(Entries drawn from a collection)
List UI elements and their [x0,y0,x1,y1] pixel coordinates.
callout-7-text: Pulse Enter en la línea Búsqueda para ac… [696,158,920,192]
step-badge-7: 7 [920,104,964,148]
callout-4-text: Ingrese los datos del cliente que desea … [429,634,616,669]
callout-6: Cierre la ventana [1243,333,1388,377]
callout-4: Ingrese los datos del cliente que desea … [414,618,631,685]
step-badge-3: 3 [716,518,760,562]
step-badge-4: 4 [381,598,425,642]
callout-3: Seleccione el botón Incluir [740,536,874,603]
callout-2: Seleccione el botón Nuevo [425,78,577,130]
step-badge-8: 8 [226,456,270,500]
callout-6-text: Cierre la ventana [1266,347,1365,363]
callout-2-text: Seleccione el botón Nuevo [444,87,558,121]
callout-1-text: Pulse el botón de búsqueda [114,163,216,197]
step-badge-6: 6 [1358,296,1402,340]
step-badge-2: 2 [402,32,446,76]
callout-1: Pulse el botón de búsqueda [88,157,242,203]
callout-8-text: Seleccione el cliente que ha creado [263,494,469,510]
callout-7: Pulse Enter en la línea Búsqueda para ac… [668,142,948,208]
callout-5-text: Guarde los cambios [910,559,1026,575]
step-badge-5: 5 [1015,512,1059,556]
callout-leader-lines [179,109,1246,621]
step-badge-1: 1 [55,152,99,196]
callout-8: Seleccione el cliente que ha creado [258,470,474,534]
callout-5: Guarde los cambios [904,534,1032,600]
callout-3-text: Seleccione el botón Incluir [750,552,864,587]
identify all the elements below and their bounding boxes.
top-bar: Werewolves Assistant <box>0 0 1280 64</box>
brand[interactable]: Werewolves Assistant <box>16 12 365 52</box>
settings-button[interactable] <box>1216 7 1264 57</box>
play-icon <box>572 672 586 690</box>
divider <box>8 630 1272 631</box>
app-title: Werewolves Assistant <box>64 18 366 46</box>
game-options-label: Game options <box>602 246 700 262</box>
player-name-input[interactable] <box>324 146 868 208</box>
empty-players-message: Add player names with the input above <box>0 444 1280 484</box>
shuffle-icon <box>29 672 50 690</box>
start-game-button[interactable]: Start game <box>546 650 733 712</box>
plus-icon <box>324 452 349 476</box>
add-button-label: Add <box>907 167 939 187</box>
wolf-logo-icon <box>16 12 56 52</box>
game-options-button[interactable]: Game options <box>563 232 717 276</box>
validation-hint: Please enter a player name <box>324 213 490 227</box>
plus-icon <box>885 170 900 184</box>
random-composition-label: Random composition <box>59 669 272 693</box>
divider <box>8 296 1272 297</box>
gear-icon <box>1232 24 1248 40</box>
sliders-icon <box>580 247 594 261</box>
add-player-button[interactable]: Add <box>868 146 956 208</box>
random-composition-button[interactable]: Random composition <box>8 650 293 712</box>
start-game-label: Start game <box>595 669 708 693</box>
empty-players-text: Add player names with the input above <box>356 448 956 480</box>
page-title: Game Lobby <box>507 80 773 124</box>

» Prompt: Can you lay out every line of the records above as a JSON list of strings, one string per line, with blank lines left out?

» The result:
[
  "List UI elements and their [x0,y0,x1,y1] pixel coordinates.",
  "callout-7-text: Pulse Enter en la línea Búsqueda para ac… [696,158,920,192]",
  "step-badge-7: 7 [920,104,964,148]",
  "callout-4-text: Ingrese los datos del cliente que desea … [429,634,616,669]",
  "callout-6: Cierre la ventana [1243,333,1388,377]",
  "callout-4: Ingrese los datos del cliente que desea … [414,618,631,685]",
  "step-badge-3: 3 [716,518,760,562]",
  "step-badge-4: 4 [381,598,425,642]",
  "callout-3: Seleccione el botón Incluir [740,536,874,603]",
  "callout-2: Seleccione el botón Nuevo [425,78,577,130]",
  "step-badge-8: 8 [226,456,270,500]",
  "callout-6-text: Cierre la ventana [1266,347,1365,363]",
  "callout-2-text: Seleccione el botón Nuevo [444,87,558,121]",
  "callout-1-text: Pulse el botón de búsqueda [114,163,216,197]",
  "step-badge-6: 6 [1358,296,1402,340]",
  "step-badge-2: 2 [402,32,446,76]",
  "callout-1: Pulse el botón de búsqueda [88,157,242,203]",
  "callout-8-text: Seleccione el cliente que ha creado [263,494,469,510]",
  "callout-7: Pulse Enter en la línea Búsqueda para ac… [668,142,948,208]",
  "callout-5-text: Guarde los cambios [910,559,1026,575]",
  "step-badge-5: 5 [1015,512,1059,556]",
  "callout-leader-lines [179,109,1246,621]",
  "step-badge-1: 1 [55,152,99,196]",
  "callout-8: Seleccione el cliente que ha creado [258,470,474,534]",
  "callout-5: Guarde los cambios [904,534,1032,600]",
  "callout-3-text: Seleccione el botón Incluir [750,552,864,587]",
  "identify all the elements below and their bounding boxes.",
  "top-bar: Werewolves Assistant <box>0 0 1280 64</box>",
  "brand[interactable]: Werewolves Assistant <box>16 12 365 52</box>",
  "settings-button[interactable] <box>1216 7 1264 57</box>",
  "play-icon <box>572 672 586 690</box>",
  "divider <box>8 630 1272 631</box>",
  "app-title: Werewolves Assistant <box>64 18 366 46</box>",
  "game-options-label: Game options <box>602 246 700 262</box>",
  "player-name-input[interactable] <box>324 146 868 208</box>",
  "empty-players-message: Add player names with the input above <box>0 444 1280 484</box>",
  "shuffle-icon <box>29 672 50 690</box>",
  "start-game-button[interactable]: Start game <box>546 650 733 712</box>",
  "plus-icon <box>324 452 349 476</box>",
  "add-button-label: Add <box>907 167 939 187</box>",
  "wolf-logo-icon <box>16 12 56 52</box>",
  "game-options-button[interactable]: Game options <box>563 232 717 276</box>",
  "validation-hint: Please enter a player name <box>324 213 490 227</box>",
  "plus-icon <box>885 170 900 184</box>",
  "random-composition-label: Random composition <box>59 669 272 693</box>",
  "divider <box>8 296 1272 297</box>",
  "gear-icon <box>1232 24 1248 40</box>",
  "sliders-icon <box>580 247 594 261</box>",
  "add-player-button[interactable]: Add <box>868 146 956 208</box>",
  "random-composition-button[interactable]: Random composition <box>8 650 293 712</box>",
  "start-game-label: Start game <box>595 669 708 693</box>",
  "empty-players-text: Add player names with the input above <box>356 448 956 480</box>",
  "page-title: Game Lobby <box>507 80 773 124</box>"
]